▸ **STATED GOAL**
Would you return the complete listing below word for word?

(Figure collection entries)

-- START --

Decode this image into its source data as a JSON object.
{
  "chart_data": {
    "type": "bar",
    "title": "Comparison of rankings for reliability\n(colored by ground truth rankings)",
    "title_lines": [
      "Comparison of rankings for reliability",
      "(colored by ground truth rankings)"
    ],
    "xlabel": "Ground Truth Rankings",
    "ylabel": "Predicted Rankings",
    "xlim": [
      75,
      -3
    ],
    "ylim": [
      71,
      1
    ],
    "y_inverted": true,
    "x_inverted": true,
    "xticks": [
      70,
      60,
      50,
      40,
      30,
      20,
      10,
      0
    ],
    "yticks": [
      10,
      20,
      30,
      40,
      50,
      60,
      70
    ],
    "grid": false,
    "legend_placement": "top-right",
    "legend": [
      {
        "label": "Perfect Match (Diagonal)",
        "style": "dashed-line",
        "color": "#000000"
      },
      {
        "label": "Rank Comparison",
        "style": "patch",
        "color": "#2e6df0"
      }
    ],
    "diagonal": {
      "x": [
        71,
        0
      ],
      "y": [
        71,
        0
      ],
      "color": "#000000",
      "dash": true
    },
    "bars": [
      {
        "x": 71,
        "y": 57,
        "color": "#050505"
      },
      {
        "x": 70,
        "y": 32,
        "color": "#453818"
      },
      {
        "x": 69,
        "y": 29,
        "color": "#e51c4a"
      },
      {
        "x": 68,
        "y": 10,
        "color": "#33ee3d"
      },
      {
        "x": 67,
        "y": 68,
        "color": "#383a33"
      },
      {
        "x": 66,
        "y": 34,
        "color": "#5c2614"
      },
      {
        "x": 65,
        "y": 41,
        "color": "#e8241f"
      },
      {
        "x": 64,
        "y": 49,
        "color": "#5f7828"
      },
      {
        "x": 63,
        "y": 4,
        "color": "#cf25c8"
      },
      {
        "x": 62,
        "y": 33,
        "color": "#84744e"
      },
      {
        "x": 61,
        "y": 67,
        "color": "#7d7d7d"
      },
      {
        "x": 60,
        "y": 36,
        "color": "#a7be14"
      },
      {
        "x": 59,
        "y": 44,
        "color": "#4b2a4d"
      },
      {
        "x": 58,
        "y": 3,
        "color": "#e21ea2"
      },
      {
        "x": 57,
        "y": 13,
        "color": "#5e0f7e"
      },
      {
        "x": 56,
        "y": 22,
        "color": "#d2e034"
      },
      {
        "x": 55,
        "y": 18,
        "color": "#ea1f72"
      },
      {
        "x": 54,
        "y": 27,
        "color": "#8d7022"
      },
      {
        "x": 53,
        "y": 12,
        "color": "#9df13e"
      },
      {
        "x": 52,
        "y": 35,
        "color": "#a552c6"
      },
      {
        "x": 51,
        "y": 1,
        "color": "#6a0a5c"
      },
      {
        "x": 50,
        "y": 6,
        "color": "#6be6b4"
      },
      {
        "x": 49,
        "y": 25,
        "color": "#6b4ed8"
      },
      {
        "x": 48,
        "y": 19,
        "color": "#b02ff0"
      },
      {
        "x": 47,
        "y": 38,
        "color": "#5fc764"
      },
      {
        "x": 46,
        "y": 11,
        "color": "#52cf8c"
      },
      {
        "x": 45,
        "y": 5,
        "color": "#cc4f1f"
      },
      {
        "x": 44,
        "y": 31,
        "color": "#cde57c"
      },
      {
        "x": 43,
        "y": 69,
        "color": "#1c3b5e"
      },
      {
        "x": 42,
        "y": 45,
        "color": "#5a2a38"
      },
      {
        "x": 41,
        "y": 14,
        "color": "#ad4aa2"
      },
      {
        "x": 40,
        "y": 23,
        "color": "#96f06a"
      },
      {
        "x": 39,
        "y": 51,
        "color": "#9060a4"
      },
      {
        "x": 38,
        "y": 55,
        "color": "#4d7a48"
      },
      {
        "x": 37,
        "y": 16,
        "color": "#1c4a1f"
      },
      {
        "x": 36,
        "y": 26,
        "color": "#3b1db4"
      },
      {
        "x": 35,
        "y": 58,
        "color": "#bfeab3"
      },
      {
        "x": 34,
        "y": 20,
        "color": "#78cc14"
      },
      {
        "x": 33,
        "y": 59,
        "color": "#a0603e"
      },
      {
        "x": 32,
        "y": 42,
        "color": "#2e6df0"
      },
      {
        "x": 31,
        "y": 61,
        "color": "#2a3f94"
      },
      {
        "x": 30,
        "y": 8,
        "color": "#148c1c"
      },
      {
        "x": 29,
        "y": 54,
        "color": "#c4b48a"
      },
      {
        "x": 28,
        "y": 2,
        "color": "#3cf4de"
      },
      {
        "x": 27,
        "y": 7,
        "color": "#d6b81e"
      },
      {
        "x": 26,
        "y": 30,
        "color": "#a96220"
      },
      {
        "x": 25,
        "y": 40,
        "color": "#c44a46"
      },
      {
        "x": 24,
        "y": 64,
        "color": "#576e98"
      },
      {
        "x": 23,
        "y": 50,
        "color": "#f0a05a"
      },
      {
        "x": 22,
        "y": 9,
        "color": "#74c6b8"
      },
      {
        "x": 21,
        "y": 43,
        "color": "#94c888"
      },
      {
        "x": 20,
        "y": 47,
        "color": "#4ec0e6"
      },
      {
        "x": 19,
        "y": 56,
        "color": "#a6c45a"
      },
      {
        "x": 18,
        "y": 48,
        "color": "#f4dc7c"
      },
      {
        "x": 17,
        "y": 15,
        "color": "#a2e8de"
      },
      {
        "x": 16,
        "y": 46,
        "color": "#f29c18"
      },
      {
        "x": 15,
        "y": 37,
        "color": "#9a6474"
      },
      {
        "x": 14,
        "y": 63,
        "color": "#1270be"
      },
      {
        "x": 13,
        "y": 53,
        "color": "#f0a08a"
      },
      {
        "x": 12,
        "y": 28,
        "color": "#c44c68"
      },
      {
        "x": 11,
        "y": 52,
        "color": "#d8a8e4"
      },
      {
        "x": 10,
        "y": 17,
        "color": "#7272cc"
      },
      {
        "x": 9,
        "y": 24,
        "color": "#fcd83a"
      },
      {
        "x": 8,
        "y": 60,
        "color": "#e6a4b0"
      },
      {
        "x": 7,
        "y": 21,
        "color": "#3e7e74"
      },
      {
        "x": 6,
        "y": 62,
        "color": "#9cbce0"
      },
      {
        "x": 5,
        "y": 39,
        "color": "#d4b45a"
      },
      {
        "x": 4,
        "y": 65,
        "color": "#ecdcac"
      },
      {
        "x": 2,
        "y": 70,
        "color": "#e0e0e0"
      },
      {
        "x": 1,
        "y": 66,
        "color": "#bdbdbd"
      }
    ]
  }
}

-- END --

▸ **REPLY TO THE TASK**
Decode this image into its source data as a JSON object.
{
  "chart_data": {
    "type": "bar",
    "title": "Comparison of rankings for reliability\n(colored by ground truth rankings)",
    "title_lines": [
      "Comparison of rankings for reliability",
      "(colored by ground truth rankings)"
    ],
    "xlabel": "Ground Truth Rankings",
    "ylabel": "Predicted Rankings",
    "xlim": [
      75,
      -3
    ],
    "ylim": [
      71,
      1
    ],
    "y_inverted": true,
    "x_inverted": true,
    "xticks": [
      70,
      60,
      50,
      40,
      30,
      20,
      10,
      0
    ],
    "yticks": [
      10,
      20,
      30,
      40,
      50,
      60,
      70
    ],
    "grid": false,
    "legend_placement": "top-right",
    "legend": [
      {
        "label": "Perfect Match (Diagonal)",
        "style": "dashed-line",
        "color": "#000000"
      },
      {
        "label": "Rank Comparison",
        "style": "patch",
        "color": "#2e6df0"
      }
    ],
    "diagonal": {
      "x": [
        71,
        0
      ],
      "y": [
        71,
        0
      ],
      "color": "#000000",
      "dash": true
    },
    "bars": [
      {
        "x": 71,
        "y": 57,
        "color": "#050505"
      },
      {
        "x": 70,
        "y": 32,
        "color": "#453818"
      },
      {
        "x": 69,
        "y": 29,
        "color": "#e51c4a"
      },
      {
        "x": 68,
        "y": 10,
        "color": "#33ee3d"
      },
      {
        "x": 67,
        "y": 68,
        "color": "#383a33"
      },
      {
        "x": 66,
        "y": 34,
        "color": "#5c2614"
      },
      {
        "x": 65,
        "y": 41,
        "color": "#e8241f"
      },
      {
        "x": 64,
        "y": 49,
        "color": "#5f7828"
      },
      {
        "x": 63,
        "y": 4,
        "color": "#cf25c8"
      },
      {
        "x": 62,
        "y": 33,
        "color": "#84744e"
      },
      {
        "x": 61,
        "y": 67,
        "color": "#7d7d7d"
      },
      {
        "x": 60,
        "y": 36,
        "color": "#a7be14"
      },
      {
        "x": 59,
        "y": 44,
        "color": "#4b2a4d"
      },
      {
        "x": 58,
        "y": 3,
        "color": "#e21ea2"
      },
      {
        "x": 57,
        "y": 13,
        "color": "#5e0f7e"
      },
      {
        "x": 56,
        "y": 22,
        "color": "#d2e034"
      },
      {
        "x": 55,
        "y": 18,
        "color": "#ea1f72"
      },
      {
        "x": 54,
        "y": 27,
        "color": "#8d7022"
      },
      {
        "x": 53,
        "y": 12,
        "color": "#9df13e"
      },
      {
        "x": 52,
        "y": 35,
        "color": "#a552c6"
      },
      {
        "x": 51,
        "y": 1,
        "color": "#6a0a5c"
      },
      {
        "x": 50,
        "y": 6,
        "color": "#6be6b4"
      },
      {
        "x": 49,
        "y": 25,
        "color": "#6b4ed8"
      },
      {
        "x": 48,
        "y": 19,
        "color": "#b02ff0"
      },
      {
        "x": 47,
        "y": 38,
        "color": "#5fc764"
      },
      {
        "x": 46,
        "y": 11,
        "color": "#52cf8c"
      },
      {
        "x": 45,
        "y": 5,
        "color": "#cc4f1f"
      },
      {
        "x": 44,
        "y": 31,
        "color": "#cde57c"
      },
      {
        "x": 43,
        "y": 69,
        "color": "#1c3b5e"
      },
      {
        "x": 42,
        "y": 45,
        "color": "#5a2a38"
      },
      {
        "x": 41,
        "y": 14,
        "color": "#ad4aa2"
      },
      {
        "x": 40,
        "y": 23,
        "color": "#96f06a"
      },
      {
        "x": 39,
        "y": 51,
        "color": "#9060a4"
      },
      {
        "x": 38,
        "y": 55,
        "color": "#4d7a48"
      },
      {
        "x": 37,
        "y": 16,
        "color": "#1c4a1f"
      },
      {
        "x": 36,
        "y": 26,
        "color": "#3b1db4"
      },
      {
        "x": 35,
        "y": 58,
        "color": "#bfeab3"
      },
      {
        "x": 34,
        "y": 20,
        "color": "#78cc14"
      },
      {
        "x": 33,
        "y": 59,
        "color": "#a0603e"
      },
      {
        "x": 32,
        "y": 42,
        "color": "#2e6df0"
      },
      {
        "x": 31,
        "y": 61,
        "color": "#2a3f94"
      },
      {
        "x": 30,
        "y": 8,
        "color": "#148c1c"
      },
      {
        "x": 29,
        "y": 54,
        "color": "#c4b48a"
      },
      {
        "x": 28,
        "y": 2,
        "color": "#3cf4de"
      },
      {
        "x": 27,
        "y": 7,
        "color": "#d6b81e"
      },
      {
        "x": 26,
        "y": 30,
        "color": "#a96220"
      },
      {
        "x": 25,
        "y": 40,
        "color": "#c44a46"
      },
      {
        "x": 24,
        "y": 64,
        "color": "#576e98"
      },
      {
        "x": 23,
        "y": 50,
        "color": "#f0a05a"
      },
      {
        "x": 22,
        "y": 9,
        "color": "#74c6b8"
      },
      {
        "x": 21,
        "y": 43,
        "color": "#94c888"
      },
      {
        "x": 20,
        "y": 47,
        "color": "#4ec0e6"
      },
      {
        "x": 19,
        "y": 56,
        "color": "#a6c45a"
      },
      {
        "x": 18,
        "y": 48,
        "color": "#f4dc7c"
      },
      {
        "x": 17,
        "y": 15,
        "color": "#a2e8de"
      },
      {
        "x": 16,
        "y": 46,
        "color": "#f29c18"
      },
      {
        "x": 15,
        "y": 37,
        "color": "#9a6474"
      },
      {
        "x": 14,
        "y": 63,
        "color": "#1270be"
      },
      {
        "x": 13,
        "y": 53,
        "color": "#f0a08a"
      },
      {
        "x": 12,
        "y": 28,
        "color": "#c44c68"
      },
      {
        "x": 11,
        "y": 52,
        "color": "#d8a8e4"
      },
      {
        "x": 10,
        "y": 17,
        "color": "#7272cc"
      },
      {
        "x": 9,
        "y": 24,
        "color": "#fcd83a"
      },
      {
        "x": 8,
        "y": 60,
        "color": "#e6a4b0"
      },
      {
        "x": 7,
        "y": 21,
        "color": "#3e7e74"
      },
      {
        "x": 6,
        "y": 62,
        "color": "#9cbce0"
      },
      {
        "x": 5,
        "y": 39,
        "color": "#d4b45a"
      },
      {
        "x": 4,
        "y": 65,
        "color": "#ecdcac"
      },
      {
        "x": 2,
        "y": 70,
        "color": "#e0e0e0"
      },
      {
        "x": 1,
        "y": 66,
        "color": "#bdbdbd"
      }
    ]
  }
}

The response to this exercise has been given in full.